**What is expected**
Scan the records and identify every line in which the string "コンピューターの管理" occurs, then return those lines.

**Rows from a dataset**
·····

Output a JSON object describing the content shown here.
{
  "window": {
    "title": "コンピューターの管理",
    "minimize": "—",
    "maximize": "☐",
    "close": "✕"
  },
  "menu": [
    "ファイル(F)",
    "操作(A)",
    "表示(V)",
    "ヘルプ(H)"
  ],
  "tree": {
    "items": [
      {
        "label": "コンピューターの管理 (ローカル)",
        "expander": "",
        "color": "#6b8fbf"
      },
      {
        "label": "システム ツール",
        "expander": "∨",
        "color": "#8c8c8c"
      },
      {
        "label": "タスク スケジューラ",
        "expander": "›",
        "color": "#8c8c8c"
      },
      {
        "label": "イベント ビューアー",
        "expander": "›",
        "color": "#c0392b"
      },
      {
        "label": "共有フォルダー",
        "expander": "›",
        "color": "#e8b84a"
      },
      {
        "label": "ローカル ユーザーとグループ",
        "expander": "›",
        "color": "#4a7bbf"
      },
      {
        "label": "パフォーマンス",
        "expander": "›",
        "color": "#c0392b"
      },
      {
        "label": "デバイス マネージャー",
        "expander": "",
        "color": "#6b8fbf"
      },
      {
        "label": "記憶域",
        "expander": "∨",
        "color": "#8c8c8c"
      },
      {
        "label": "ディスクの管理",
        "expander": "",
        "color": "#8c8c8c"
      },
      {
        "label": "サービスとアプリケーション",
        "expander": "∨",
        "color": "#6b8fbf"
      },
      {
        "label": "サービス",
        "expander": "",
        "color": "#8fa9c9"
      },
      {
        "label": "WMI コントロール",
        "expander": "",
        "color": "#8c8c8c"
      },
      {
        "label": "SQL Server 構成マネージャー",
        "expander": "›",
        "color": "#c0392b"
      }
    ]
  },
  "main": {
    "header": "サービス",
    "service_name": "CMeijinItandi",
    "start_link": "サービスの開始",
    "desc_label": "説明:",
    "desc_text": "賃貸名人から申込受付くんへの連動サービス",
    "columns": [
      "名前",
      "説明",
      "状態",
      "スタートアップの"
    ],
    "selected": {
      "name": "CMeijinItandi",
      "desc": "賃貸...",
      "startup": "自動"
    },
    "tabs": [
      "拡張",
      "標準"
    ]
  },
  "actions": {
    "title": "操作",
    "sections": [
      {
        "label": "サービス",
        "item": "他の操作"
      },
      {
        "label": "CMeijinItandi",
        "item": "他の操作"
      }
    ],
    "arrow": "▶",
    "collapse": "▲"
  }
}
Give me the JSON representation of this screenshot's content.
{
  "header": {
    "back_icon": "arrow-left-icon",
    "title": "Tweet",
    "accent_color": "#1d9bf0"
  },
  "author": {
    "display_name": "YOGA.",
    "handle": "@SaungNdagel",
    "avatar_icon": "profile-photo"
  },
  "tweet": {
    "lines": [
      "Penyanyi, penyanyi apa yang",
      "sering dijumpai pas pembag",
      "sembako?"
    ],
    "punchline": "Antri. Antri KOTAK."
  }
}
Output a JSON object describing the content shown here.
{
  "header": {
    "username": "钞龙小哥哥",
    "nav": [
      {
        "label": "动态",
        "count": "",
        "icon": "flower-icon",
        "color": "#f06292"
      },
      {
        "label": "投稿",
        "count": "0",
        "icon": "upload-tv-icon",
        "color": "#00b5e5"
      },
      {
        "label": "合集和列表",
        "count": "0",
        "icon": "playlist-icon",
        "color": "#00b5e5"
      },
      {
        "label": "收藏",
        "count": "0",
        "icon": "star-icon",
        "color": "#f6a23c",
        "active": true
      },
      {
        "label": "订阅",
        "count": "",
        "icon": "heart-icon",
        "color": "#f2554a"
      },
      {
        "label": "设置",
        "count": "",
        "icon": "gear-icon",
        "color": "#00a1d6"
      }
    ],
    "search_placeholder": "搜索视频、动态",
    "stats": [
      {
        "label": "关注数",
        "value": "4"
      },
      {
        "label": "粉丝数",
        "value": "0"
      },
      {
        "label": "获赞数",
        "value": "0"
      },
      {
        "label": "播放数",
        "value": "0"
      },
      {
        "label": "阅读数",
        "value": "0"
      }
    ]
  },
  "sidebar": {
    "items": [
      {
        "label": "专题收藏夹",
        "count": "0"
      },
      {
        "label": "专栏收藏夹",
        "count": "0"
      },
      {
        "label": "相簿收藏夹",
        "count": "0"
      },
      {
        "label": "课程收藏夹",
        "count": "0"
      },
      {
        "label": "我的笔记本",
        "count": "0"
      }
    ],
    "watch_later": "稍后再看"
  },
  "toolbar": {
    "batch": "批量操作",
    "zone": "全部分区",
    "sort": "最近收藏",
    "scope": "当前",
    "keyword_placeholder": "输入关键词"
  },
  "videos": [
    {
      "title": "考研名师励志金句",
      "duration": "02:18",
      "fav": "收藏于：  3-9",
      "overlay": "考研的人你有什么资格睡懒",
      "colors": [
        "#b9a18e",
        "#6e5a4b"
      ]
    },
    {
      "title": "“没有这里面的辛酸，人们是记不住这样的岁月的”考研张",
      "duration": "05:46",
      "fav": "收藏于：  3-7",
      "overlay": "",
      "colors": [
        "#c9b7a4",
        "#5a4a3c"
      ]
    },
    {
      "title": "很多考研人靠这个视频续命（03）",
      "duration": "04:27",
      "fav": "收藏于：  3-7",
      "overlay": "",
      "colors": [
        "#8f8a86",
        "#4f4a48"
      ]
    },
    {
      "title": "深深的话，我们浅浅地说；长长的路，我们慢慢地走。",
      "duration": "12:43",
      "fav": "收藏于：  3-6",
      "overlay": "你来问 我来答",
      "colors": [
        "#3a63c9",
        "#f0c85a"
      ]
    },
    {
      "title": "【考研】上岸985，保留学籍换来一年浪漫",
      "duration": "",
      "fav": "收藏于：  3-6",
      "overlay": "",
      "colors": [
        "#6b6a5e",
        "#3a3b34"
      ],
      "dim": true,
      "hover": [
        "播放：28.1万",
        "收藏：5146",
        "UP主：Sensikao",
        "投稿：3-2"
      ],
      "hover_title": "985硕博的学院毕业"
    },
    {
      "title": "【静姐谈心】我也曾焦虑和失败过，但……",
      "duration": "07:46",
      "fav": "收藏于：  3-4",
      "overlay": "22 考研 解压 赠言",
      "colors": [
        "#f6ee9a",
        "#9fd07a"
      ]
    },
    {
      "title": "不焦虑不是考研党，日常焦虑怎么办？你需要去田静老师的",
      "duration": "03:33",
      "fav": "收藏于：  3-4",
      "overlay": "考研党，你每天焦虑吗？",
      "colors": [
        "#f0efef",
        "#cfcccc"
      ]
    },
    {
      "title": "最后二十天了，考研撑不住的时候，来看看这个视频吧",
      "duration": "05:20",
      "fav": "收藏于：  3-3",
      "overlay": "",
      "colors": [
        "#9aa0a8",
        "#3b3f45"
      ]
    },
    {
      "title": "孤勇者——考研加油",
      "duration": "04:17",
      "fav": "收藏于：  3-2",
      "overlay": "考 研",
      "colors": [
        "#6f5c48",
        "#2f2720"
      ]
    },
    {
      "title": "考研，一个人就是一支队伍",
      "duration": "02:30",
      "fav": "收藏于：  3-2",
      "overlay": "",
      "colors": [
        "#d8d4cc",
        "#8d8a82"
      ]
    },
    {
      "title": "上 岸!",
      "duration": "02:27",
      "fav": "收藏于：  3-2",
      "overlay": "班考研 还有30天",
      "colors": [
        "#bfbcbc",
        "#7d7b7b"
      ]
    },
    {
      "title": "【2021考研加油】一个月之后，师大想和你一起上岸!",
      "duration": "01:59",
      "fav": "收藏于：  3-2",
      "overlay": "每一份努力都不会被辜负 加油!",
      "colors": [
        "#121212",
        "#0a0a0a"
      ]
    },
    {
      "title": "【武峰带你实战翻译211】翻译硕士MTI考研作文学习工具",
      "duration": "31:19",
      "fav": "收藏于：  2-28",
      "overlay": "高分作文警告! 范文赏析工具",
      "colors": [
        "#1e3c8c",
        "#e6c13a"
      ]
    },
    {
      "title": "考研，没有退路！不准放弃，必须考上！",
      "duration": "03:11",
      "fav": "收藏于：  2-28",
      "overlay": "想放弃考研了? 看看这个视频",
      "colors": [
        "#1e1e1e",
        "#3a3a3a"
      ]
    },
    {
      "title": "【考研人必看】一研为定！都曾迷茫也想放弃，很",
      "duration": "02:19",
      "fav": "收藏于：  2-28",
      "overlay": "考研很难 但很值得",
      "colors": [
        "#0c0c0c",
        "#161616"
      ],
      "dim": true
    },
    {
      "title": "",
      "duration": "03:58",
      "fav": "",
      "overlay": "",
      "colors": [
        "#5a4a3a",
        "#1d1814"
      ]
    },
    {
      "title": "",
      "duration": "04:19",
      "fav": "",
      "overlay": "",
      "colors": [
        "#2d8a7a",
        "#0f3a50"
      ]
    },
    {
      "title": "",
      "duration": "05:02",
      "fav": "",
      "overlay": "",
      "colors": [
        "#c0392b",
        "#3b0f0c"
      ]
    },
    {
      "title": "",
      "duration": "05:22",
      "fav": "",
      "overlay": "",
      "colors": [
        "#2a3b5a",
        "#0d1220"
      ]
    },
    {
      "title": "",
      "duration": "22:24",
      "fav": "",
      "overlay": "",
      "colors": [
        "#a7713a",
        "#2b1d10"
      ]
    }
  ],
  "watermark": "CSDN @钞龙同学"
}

·····

**Correct response**
    "title": "コンピューターの管理",
        "label": "コンピューターの管理 (ローカル)",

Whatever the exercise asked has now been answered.